* **THE PROBLEM**: Copy each line below that includes "Deployment".

** BEGIN PROVIDED RECORDS **

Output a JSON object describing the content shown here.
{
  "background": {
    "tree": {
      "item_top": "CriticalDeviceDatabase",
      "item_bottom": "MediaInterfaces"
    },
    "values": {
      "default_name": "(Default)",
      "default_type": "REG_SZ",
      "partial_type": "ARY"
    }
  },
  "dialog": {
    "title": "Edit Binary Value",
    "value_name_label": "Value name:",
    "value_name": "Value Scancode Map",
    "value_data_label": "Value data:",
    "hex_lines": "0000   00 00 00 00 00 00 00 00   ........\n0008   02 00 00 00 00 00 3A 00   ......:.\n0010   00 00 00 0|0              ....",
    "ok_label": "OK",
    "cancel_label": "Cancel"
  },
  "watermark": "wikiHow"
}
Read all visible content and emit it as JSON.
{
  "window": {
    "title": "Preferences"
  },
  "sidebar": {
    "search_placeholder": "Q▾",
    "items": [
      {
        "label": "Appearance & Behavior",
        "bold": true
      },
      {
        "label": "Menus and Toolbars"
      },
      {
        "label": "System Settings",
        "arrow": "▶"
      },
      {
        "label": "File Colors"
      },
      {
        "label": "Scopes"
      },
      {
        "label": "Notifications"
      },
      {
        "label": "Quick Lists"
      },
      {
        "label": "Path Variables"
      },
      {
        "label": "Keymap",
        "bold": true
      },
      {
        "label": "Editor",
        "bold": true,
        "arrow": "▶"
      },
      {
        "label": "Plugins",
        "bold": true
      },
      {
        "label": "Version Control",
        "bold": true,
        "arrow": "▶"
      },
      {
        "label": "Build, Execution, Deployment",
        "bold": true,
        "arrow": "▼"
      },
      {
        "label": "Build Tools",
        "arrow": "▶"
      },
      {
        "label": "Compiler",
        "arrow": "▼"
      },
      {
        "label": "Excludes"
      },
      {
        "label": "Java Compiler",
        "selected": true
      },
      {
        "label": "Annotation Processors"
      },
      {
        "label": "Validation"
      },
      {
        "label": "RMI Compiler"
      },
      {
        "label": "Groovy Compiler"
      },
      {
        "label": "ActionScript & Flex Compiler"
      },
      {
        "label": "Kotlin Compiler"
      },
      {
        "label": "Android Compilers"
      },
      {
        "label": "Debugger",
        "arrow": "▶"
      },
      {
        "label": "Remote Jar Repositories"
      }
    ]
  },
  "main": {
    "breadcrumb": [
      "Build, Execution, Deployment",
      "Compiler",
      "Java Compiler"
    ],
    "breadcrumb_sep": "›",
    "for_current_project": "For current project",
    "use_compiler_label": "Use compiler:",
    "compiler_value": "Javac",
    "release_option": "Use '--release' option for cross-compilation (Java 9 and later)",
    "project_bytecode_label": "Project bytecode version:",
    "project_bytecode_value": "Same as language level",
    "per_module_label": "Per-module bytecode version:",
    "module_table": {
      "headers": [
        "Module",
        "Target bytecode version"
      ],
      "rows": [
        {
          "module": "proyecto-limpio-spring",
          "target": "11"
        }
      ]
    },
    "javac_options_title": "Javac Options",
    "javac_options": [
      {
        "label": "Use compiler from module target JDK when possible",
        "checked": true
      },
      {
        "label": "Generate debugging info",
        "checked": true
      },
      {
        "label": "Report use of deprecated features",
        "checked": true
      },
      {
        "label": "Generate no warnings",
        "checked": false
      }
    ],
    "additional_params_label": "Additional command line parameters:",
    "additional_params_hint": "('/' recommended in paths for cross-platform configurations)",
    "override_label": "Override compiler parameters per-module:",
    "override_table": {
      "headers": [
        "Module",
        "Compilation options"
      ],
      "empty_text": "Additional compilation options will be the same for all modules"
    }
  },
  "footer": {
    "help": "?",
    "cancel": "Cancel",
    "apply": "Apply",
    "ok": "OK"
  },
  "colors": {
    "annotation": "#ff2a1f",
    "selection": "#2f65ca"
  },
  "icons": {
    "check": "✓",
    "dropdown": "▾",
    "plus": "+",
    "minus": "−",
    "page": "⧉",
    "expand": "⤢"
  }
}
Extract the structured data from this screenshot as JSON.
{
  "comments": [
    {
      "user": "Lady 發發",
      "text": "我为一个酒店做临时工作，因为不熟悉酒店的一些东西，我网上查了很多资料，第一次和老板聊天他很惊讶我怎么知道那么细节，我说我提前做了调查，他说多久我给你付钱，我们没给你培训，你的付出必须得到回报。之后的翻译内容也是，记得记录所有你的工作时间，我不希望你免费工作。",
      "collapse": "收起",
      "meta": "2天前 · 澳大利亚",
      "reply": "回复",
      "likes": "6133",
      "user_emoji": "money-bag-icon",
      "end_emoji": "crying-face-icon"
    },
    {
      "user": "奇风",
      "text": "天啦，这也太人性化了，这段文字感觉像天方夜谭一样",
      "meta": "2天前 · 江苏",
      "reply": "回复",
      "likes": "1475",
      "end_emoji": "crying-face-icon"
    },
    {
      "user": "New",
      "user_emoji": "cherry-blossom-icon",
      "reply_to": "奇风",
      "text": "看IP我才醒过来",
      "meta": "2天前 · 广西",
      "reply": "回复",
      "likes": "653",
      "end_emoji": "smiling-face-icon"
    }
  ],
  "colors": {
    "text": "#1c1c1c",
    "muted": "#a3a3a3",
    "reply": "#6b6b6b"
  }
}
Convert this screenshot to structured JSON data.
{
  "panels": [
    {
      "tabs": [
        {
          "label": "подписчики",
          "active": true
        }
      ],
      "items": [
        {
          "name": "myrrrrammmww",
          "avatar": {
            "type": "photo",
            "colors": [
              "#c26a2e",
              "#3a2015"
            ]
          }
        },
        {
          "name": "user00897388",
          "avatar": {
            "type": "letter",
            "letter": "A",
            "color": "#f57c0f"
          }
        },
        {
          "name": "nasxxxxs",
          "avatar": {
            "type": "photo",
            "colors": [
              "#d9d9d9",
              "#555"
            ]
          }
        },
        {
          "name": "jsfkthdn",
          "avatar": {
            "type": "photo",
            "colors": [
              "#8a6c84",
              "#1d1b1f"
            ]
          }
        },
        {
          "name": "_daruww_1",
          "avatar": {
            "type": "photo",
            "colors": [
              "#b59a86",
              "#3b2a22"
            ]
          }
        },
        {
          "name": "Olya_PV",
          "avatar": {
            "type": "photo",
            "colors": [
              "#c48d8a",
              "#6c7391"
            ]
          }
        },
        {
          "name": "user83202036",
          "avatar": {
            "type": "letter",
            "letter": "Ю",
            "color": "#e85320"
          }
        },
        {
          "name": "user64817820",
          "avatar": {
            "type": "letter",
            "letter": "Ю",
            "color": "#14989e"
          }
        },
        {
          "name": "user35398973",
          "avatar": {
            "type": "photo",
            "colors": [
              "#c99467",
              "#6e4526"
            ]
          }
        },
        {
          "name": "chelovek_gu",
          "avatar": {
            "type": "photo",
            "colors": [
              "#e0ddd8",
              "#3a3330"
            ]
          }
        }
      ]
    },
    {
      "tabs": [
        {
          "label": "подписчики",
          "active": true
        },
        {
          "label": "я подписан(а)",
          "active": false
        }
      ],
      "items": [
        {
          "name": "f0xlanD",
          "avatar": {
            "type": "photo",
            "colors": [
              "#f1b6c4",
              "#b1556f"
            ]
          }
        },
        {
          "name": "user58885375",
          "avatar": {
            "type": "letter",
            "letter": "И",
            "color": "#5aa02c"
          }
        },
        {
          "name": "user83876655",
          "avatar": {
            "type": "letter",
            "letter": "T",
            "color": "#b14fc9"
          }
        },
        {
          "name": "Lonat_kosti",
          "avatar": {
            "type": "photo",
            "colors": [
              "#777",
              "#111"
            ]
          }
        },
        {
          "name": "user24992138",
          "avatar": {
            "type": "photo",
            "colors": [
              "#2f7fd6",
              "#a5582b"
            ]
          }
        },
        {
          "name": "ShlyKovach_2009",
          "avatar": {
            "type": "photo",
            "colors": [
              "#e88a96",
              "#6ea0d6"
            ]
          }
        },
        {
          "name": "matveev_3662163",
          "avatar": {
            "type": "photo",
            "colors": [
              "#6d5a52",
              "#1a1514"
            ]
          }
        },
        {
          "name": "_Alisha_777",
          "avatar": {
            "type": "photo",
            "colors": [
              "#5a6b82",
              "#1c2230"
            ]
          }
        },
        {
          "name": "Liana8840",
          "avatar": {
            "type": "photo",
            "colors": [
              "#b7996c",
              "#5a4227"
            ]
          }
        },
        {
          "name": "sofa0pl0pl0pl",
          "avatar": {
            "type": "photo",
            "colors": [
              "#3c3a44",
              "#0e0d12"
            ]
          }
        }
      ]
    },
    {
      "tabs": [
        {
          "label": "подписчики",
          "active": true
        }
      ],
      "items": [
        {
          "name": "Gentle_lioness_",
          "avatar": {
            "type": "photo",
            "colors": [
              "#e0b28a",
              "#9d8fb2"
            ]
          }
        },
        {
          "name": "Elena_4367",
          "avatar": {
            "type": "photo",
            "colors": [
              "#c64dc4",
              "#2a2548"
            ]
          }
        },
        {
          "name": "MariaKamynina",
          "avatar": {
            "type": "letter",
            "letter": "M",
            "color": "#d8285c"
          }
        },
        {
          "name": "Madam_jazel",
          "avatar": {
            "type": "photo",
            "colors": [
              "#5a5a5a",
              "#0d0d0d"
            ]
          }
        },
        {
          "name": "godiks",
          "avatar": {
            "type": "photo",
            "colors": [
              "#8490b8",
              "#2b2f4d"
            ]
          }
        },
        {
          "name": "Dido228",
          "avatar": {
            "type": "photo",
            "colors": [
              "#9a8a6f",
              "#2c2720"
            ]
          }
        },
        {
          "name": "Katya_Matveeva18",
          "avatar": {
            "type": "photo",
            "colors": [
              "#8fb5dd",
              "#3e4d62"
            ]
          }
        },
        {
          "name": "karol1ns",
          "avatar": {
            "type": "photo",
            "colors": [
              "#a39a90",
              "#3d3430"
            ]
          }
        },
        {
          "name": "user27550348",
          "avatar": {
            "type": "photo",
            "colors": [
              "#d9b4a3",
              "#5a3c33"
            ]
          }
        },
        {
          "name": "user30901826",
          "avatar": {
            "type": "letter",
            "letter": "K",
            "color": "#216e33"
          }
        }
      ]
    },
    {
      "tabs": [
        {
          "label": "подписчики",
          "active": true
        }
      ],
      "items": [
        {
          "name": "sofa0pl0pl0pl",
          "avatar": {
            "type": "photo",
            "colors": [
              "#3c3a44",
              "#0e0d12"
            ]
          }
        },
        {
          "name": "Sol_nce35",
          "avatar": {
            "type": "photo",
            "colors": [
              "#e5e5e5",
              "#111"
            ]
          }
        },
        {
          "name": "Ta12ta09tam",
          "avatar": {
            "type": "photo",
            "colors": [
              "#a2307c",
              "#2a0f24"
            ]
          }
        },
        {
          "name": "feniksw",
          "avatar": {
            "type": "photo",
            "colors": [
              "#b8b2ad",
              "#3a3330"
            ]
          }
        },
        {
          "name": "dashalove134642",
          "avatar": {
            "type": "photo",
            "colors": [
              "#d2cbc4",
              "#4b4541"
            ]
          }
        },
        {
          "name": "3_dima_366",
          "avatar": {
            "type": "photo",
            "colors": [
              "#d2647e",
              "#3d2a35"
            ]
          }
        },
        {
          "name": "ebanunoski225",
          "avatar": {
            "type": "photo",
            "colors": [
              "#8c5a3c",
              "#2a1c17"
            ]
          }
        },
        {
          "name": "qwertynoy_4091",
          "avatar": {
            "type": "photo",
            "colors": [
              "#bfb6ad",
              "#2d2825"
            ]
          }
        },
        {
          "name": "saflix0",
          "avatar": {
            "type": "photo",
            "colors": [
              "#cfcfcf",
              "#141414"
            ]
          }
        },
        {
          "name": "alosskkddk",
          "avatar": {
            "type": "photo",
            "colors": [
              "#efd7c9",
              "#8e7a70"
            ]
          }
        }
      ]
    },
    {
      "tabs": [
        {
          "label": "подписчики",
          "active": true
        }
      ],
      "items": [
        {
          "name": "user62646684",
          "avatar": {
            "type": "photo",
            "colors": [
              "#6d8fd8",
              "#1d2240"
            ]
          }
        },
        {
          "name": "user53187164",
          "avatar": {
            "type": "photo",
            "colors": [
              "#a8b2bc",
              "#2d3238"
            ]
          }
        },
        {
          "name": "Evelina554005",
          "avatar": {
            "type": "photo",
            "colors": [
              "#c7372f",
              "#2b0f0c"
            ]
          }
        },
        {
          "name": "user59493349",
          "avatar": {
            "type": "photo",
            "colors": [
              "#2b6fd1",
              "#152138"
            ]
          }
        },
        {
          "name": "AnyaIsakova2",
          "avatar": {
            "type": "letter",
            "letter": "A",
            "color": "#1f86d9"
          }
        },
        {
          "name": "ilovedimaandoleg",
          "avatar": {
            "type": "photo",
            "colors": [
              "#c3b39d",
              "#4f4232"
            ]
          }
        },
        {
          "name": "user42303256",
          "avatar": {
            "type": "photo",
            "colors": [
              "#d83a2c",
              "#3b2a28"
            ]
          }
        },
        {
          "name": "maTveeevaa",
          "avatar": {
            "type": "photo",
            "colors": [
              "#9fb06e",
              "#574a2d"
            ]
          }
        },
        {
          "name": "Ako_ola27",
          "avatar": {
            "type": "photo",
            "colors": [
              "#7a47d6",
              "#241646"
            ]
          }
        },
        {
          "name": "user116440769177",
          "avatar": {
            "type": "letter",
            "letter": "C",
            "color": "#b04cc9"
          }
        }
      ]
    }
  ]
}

** END PROVIDED RECORDS **

* **OUTPUT FOR THIS TASK**:
        "label": "Build, Execution, Deployment",
      "Build, Execution, Deployment",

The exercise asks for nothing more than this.